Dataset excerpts
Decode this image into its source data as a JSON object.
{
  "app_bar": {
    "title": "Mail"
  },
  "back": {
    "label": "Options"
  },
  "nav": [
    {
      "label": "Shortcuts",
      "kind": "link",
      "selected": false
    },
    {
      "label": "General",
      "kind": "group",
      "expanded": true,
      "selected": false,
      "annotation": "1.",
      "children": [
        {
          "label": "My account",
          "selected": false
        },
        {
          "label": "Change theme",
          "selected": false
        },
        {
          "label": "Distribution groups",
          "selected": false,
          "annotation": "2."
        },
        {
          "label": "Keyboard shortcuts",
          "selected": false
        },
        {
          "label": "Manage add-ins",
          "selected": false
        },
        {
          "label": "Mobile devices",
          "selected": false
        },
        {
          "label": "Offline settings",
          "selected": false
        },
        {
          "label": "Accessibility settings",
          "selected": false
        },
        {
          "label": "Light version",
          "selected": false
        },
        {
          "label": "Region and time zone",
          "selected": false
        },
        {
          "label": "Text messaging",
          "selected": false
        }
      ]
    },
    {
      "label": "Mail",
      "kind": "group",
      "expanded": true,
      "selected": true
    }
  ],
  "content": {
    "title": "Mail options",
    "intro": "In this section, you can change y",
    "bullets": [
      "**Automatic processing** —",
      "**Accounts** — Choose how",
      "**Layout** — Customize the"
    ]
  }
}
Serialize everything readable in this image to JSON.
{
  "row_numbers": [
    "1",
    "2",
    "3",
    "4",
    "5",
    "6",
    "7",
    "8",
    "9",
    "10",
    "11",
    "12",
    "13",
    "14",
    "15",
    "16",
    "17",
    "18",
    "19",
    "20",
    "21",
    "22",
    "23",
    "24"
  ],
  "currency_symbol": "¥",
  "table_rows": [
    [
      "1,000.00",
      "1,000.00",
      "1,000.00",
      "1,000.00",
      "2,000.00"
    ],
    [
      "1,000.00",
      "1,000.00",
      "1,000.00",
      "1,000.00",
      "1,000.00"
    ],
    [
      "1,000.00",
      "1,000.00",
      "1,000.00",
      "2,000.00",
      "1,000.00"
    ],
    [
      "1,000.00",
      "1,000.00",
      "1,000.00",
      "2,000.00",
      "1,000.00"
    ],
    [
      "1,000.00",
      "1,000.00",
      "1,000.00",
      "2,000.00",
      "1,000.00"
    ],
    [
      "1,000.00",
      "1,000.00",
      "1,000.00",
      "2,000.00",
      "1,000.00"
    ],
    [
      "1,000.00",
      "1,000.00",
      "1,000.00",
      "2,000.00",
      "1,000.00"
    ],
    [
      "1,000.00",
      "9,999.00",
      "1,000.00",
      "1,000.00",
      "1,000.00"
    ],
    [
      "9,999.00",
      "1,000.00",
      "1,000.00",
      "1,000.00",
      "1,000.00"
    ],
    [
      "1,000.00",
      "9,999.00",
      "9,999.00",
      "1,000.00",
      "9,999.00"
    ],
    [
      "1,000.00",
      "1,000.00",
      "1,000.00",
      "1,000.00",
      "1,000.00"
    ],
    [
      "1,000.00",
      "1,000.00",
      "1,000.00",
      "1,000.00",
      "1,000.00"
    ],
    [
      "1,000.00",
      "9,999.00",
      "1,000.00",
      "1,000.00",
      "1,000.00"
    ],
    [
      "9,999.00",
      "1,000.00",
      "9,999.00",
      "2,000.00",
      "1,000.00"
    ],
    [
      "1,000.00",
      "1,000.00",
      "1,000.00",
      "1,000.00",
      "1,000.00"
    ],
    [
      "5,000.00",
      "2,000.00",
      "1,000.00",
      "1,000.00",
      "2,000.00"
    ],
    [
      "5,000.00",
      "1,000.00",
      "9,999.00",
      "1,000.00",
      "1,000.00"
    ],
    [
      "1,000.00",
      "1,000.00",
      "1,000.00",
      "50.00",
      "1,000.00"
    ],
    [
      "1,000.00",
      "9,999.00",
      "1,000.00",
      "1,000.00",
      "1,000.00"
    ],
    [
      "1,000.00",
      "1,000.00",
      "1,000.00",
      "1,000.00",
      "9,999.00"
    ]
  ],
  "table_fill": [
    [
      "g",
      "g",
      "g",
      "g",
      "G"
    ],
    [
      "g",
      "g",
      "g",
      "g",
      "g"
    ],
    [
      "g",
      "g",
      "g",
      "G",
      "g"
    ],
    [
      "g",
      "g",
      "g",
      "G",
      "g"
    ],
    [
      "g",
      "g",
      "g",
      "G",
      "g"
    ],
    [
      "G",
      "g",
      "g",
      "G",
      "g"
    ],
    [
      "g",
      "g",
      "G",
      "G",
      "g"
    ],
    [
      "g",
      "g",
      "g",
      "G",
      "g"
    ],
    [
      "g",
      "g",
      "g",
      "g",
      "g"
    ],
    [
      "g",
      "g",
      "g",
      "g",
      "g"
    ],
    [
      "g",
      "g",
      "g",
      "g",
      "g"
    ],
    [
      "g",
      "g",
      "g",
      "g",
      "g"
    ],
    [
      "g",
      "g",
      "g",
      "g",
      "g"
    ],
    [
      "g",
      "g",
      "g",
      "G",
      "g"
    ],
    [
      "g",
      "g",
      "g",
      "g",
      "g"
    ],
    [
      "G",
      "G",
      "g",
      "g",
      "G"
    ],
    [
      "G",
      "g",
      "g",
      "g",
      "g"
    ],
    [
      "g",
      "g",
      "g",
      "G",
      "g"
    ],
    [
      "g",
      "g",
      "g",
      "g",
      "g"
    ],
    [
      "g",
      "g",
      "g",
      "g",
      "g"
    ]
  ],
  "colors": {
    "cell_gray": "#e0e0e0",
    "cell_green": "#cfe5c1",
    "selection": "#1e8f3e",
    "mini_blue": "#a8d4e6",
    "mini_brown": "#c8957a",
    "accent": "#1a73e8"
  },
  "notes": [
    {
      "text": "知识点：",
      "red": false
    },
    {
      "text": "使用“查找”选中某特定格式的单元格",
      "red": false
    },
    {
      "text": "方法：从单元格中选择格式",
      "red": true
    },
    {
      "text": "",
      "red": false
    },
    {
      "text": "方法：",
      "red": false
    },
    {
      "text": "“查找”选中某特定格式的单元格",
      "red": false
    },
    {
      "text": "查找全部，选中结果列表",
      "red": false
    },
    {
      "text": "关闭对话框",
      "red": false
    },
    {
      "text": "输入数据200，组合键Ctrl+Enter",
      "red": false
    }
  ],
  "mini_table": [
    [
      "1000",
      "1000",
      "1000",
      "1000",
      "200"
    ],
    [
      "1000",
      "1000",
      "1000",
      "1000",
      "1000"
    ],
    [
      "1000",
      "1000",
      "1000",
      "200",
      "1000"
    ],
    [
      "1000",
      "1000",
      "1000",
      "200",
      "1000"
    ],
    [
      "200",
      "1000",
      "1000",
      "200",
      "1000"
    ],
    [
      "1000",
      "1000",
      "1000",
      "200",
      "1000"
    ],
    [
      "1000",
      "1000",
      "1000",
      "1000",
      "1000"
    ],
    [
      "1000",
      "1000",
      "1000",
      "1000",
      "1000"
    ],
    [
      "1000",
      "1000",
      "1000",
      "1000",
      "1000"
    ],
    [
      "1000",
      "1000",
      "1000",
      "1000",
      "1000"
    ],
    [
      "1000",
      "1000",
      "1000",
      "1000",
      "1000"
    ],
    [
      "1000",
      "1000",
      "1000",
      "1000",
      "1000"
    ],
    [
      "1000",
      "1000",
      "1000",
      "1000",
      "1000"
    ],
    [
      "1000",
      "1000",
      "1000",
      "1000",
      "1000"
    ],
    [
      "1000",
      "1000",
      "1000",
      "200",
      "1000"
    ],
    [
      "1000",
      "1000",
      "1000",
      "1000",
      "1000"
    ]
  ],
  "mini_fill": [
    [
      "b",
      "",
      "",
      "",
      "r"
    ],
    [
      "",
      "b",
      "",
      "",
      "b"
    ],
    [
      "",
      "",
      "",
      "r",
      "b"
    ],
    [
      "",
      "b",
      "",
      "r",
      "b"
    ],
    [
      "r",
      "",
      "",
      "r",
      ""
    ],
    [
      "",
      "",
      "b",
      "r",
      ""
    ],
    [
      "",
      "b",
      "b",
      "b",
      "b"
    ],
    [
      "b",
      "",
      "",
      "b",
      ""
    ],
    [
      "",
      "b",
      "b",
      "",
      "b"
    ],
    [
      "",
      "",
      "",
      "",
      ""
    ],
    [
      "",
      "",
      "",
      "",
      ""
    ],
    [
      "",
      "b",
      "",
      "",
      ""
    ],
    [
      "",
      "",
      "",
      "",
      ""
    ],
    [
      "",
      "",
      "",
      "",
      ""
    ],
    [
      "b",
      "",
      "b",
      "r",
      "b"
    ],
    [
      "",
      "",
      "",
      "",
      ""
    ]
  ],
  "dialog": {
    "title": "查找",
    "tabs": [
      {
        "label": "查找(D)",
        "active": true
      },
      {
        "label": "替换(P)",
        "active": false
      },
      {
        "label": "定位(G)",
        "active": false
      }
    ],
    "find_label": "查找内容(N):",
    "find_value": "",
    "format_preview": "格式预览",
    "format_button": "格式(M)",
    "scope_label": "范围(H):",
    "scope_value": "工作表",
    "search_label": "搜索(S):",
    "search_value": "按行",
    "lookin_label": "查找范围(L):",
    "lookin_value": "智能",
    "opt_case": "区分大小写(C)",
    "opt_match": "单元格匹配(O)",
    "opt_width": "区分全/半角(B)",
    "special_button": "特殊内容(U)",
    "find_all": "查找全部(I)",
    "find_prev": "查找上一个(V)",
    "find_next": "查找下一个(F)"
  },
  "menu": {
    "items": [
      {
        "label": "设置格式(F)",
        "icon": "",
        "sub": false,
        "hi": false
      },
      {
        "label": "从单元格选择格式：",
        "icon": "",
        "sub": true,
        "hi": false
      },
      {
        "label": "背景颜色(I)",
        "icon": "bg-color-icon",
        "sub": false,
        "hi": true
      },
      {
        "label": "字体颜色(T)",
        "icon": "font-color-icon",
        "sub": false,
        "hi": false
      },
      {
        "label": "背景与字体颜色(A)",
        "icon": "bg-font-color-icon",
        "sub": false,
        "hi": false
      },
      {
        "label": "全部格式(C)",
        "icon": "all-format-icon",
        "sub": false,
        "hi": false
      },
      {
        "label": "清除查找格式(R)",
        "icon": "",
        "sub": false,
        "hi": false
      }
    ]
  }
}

**TASK OBJECTIVE:** From the entries above, list each line with "title" in it.

**OUTPUT FOR THIS EXERCISE:**
    "title": "Mail"
    "title": "Mail options",
    "title": "查找",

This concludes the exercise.